(Data listing)
____________
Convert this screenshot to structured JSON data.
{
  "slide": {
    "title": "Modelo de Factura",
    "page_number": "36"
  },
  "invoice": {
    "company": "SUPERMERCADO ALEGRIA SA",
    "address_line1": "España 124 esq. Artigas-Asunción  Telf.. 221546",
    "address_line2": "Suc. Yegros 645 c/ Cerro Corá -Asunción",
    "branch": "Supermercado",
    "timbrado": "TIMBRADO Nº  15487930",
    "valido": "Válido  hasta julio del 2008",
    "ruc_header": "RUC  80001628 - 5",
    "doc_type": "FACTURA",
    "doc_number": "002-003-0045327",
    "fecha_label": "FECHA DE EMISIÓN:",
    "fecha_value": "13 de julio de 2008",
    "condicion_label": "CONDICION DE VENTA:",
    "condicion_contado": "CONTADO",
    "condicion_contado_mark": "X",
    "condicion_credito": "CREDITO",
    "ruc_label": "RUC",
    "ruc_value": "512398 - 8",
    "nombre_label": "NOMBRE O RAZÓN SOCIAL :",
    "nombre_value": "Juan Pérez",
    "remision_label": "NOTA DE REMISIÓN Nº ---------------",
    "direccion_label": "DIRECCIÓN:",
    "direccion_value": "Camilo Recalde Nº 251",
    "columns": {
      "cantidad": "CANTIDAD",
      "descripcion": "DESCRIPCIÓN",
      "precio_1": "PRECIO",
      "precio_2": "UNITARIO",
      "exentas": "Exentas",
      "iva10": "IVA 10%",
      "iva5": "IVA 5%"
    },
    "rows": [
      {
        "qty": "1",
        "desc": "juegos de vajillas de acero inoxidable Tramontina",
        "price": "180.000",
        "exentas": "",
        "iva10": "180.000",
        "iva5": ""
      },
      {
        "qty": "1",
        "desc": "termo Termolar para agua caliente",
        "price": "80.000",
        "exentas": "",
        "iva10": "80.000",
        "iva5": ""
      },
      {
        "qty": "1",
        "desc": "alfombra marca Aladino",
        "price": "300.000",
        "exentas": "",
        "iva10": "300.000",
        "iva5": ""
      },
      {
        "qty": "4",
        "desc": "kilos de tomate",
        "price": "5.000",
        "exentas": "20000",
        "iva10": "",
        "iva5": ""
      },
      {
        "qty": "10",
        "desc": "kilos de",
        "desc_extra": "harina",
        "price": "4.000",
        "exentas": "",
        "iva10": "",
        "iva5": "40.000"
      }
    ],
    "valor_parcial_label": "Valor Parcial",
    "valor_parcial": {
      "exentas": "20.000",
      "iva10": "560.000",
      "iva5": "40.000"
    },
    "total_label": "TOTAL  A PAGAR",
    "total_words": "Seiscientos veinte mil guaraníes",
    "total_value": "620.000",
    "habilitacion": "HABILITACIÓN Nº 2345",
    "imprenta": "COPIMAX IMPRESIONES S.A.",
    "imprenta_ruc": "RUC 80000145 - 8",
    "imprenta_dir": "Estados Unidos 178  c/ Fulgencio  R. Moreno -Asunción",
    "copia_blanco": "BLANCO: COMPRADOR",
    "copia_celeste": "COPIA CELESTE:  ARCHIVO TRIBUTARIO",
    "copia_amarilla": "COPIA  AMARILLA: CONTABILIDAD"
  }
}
____________
= Given request =
Exactly as written above, please repeat the entries.

= Reply =
Convert this screenshot to structured JSON data.
{
  "slide": {
    "title": "Modelo de Factura",
    "page_number": "36"
  },
  "invoice": {
    "company": "SUPERMERCADO ALEGRIA SA",
    "address_line1": "España 124 esq. Artigas-Asunción  Telf.. 221546",
    "address_line2": "Suc. Yegros 645 c/ Cerro Corá -Asunción",
    "branch": "Supermercado",
    "timbrado": "TIMBRADO Nº  15487930",
    "valido": "Válido  hasta julio del 2008",
    "ruc_header": "RUC  80001628 - 5",
    "doc_type": "FACTURA",
    "doc_number": "002-003-0045327",
    "fecha_label": "FECHA DE EMISIÓN:",
    "fecha_value": "13 de julio de 2008",
    "condicion_label": "CONDICION DE VENTA:",
    "condicion_contado": "CONTADO",
    "condicion_contado_mark": "X",
    "condicion_credito": "CREDITO",
    "ruc_label": "RUC",
    "ruc_value": "512398 - 8",
    "nombre_label": "NOMBRE O RAZÓN SOCIAL :",
    "nombre_value": "Juan Pérez",
    "remision_label": "NOTA DE REMISIÓN Nº ---------------",
    "direccion_label": "DIRECCIÓN:",
    "direccion_value": "Camilo Recalde Nº 251",
    "columns": {
      "cantidad": "CANTIDAD",
      "descripcion": "DESCRIPCIÓN",
      "precio_1": "PRECIO",
      "precio_2": "UNITARIO",
      "exentas": "Exentas",
      "iva10": "IVA 10%",
      "iva5": "IVA 5%"
    },
    "rows": [
      {
        "qty": "1",
        "desc": "juegos de vajillas de acero inoxidable Tramontina",
        "price": "180.000",
        "exentas": "",
        "iva10": "180.000",
        "iva5": ""
      },
      {
        "qty": "1",
        "desc": "termo Termolar para agua caliente",
        "price": "80.000",
        "exentas": "",
        "iva10": "80.000",
        "iva5": ""
      },
      {
        "qty": "1",
        "desc": "alfombra marca Aladino",
        "price": "300.000",
        "exentas": "",
        "iva10": "300.000",
        "iva5": ""
      },
      {
        "qty": "4",
        "desc": "kilos de tomate",
        "price": "5.000",
        "exentas": "20000",
        "iva10": "",
        "iva5": ""
      },
      {
        "qty": "10",
        "desc": "kilos de",
        "desc_extra": "harina",
        "price": "4.000",
        "exentas": "",
        "iva10": "",
        "iva5": "40.000"
      }
    ],
    "valor_parcial_label": "Valor Parcial",
    "valor_parcial": {
      "exentas": "20.000",
      "iva10": "560.000",
      "iva5": "40.000"
    },
    "total_label": "TOTAL  A PAGAR",
    "total_words": "Seiscientos veinte mil guaraníes",
    "total_value": "620.000",
    "habilitacion": "HABILITACIÓN Nº 2345",
    "imprenta": "COPIMAX IMPRESIONES S.A.",
    "imprenta_ruc": "RUC 80000145 - 8",
    "imprenta_dir": "Estados Unidos 178  c/ Fulgencio  R. Moreno -Asunción",
    "copia_blanco": "BLANCO: COMPRADOR",
    "copia_celeste": "COPIA CELESTE:  ARCHIVO TRIBUTARIO",
    "copia_amarilla": "COPIA  AMARILLA: CONTABILIDAD"
  }
}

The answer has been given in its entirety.